--- Provided information ---

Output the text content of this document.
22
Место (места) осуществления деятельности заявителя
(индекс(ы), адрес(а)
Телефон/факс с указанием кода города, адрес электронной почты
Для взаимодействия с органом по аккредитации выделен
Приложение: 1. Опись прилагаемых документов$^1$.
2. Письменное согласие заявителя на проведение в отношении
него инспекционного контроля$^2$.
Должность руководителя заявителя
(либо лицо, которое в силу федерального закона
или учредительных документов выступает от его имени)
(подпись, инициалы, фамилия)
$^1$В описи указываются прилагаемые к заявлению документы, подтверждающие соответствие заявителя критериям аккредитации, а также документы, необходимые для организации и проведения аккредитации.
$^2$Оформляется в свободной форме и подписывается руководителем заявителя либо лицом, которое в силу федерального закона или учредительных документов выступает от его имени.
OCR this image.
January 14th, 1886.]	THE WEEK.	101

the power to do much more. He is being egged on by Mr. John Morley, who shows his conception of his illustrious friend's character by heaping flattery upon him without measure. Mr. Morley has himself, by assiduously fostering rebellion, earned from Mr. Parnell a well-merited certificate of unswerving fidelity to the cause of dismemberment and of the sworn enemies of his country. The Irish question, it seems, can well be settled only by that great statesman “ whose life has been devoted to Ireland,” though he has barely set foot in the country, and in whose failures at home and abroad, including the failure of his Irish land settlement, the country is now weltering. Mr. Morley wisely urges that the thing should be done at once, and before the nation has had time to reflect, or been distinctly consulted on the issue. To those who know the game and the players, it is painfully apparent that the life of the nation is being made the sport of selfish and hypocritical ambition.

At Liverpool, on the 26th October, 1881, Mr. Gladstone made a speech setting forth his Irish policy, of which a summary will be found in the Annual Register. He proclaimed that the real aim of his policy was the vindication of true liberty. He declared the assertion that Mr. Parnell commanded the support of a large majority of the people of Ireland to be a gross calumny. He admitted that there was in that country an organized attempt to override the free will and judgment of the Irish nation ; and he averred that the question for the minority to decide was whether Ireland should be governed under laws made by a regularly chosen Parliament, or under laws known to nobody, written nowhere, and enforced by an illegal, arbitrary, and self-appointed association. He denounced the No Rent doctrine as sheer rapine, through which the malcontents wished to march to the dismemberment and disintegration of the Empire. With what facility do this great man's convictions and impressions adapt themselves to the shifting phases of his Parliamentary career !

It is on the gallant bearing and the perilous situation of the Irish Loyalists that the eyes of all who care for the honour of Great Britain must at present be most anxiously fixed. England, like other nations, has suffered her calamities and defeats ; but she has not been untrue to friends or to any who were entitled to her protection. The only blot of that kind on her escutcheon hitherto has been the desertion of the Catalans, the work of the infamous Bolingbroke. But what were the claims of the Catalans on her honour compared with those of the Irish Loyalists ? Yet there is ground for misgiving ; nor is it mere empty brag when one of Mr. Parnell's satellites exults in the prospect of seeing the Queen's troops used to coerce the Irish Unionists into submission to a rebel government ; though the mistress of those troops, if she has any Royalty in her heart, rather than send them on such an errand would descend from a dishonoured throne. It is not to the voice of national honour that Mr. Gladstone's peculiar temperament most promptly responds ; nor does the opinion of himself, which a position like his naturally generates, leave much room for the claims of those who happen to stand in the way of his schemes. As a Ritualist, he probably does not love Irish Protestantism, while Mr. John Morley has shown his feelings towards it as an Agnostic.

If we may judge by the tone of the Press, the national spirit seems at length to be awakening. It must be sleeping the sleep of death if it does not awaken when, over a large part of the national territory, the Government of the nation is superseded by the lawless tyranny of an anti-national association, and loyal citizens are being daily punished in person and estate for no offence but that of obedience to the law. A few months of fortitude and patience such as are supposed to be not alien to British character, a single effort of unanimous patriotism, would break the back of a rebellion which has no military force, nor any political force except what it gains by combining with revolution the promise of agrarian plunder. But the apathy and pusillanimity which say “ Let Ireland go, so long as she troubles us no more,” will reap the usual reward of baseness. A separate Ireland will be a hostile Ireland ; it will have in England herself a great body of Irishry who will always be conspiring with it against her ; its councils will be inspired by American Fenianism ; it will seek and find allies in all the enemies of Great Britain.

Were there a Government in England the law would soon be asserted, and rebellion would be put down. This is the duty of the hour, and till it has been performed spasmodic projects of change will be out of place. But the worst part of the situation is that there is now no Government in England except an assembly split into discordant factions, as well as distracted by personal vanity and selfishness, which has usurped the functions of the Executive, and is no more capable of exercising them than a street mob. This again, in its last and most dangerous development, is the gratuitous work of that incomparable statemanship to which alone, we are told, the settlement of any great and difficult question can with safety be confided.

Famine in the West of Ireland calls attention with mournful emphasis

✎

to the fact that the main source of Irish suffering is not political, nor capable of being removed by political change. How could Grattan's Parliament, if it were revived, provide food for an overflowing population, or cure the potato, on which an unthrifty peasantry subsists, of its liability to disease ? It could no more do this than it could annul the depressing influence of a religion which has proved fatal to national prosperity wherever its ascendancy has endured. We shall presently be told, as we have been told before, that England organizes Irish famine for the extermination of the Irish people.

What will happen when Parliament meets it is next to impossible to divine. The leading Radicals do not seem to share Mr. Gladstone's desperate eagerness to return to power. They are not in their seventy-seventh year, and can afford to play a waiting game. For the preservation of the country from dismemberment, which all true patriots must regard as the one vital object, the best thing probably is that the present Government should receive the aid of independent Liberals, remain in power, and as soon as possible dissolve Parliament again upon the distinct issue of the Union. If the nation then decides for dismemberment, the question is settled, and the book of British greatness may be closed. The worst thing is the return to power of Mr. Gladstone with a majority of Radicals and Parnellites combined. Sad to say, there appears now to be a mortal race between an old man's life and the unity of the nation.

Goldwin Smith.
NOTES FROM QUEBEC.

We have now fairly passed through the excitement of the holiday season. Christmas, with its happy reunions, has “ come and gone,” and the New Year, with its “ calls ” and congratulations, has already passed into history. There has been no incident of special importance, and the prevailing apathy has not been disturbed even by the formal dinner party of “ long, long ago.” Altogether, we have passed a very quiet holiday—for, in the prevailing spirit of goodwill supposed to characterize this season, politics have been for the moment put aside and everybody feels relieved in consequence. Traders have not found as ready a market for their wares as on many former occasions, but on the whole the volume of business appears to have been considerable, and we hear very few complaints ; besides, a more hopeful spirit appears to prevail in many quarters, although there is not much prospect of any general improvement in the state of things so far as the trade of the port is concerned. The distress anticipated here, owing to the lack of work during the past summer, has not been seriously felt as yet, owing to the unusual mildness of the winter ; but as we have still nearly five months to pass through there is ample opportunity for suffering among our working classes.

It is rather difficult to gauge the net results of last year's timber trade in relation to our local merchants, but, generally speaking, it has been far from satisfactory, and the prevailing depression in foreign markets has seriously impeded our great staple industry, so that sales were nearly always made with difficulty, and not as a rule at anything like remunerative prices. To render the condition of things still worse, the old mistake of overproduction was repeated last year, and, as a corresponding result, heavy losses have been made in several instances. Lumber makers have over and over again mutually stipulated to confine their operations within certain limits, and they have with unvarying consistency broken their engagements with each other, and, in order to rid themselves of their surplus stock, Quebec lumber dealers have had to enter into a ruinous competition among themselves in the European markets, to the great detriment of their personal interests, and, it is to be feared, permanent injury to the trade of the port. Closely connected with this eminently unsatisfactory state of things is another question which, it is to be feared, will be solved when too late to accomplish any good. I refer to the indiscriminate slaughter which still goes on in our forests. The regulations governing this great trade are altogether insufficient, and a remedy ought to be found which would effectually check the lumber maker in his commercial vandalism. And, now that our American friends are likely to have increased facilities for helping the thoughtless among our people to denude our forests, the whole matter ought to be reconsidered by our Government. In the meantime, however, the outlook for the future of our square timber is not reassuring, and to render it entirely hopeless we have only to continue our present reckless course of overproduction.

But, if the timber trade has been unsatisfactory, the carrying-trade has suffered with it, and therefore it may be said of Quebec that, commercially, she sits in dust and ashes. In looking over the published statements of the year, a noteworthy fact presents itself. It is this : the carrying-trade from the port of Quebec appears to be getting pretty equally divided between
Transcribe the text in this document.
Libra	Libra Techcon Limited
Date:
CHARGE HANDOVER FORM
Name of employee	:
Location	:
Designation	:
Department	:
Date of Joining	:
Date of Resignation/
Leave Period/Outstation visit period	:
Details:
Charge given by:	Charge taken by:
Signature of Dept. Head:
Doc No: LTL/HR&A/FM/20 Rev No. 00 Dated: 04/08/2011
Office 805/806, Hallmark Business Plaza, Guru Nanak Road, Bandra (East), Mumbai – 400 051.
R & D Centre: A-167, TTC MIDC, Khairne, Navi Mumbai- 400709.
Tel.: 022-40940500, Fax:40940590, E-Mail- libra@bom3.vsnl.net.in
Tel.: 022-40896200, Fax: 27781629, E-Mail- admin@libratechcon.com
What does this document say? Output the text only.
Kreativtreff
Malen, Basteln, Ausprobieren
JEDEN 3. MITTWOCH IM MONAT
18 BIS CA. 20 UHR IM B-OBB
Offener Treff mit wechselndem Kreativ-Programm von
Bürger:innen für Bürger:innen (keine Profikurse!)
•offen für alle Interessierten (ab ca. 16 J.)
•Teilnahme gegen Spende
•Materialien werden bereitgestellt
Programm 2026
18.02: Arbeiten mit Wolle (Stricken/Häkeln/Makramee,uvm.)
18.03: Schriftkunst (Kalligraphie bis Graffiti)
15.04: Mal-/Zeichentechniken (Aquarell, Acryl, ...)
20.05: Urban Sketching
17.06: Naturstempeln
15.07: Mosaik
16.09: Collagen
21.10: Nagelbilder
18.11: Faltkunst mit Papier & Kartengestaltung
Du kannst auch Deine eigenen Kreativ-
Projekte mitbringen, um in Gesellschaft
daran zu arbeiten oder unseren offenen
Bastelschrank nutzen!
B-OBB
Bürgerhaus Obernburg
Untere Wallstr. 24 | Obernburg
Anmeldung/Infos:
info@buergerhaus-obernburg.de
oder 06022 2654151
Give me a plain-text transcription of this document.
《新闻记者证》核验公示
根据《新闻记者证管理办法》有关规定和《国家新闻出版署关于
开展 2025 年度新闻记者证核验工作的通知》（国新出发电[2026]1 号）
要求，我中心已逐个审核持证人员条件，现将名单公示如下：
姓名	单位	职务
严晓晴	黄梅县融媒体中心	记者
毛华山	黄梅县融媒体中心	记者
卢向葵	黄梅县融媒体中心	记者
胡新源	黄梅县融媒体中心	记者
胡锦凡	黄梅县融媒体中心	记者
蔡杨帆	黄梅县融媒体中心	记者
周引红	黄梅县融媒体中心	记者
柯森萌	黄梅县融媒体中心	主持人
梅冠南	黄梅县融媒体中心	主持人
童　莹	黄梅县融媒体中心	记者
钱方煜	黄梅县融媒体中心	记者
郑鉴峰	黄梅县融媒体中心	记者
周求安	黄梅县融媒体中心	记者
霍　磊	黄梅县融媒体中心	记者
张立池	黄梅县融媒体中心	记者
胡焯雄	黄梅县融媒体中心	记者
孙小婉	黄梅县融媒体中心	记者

---

__Short task__
Track down all lines above with the string "document" and copy them.

__Answer to the task__
Output the text content of this document.
Transcribe the text in this document.
What does this document say? Output the text only.
Give me a plain-text transcription of this document.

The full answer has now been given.